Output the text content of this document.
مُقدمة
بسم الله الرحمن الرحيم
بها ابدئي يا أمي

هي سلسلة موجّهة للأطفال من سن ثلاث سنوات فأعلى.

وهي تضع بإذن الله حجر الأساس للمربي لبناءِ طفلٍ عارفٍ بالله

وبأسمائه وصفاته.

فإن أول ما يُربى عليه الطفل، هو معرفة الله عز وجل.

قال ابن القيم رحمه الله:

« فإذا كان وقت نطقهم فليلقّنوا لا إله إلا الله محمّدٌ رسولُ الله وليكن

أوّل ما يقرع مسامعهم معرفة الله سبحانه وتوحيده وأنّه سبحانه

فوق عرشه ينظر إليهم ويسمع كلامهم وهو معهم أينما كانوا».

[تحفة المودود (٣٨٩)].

################

Repeat the listing exactly, from its first line to its last.

Response below:
Output the text content of this document.
مُقدمة
بسم الله الرحمن الرحيم
بها ابدئي يا أمي

هي سلسلة موجّهة للأطفال من سن ثلاث سنوات فأعلى.

وهي تضع بإذن الله حجر الأساس للمربي لبناءِ طفلٍ عارفٍ بالله

وبأسمائه وصفاته.

فإن أول ما يُربى عليه الطفل، هو معرفة الله عز وجل.

قال ابن القيم رحمه الله:

« فإذا كان وقت نطقهم فليلقّنوا لا إله إلا الله محمّدٌ رسولُ الله وليكن

أوّل ما يقرع مسامعهم معرفة الله سبحانه وتوحيده وأنّه سبحانه

فوق عرشه ينظر إليهم ويسمع كلامهم وهو معهم أينما كانوا».

[تحفة المودود (٣٨٩)].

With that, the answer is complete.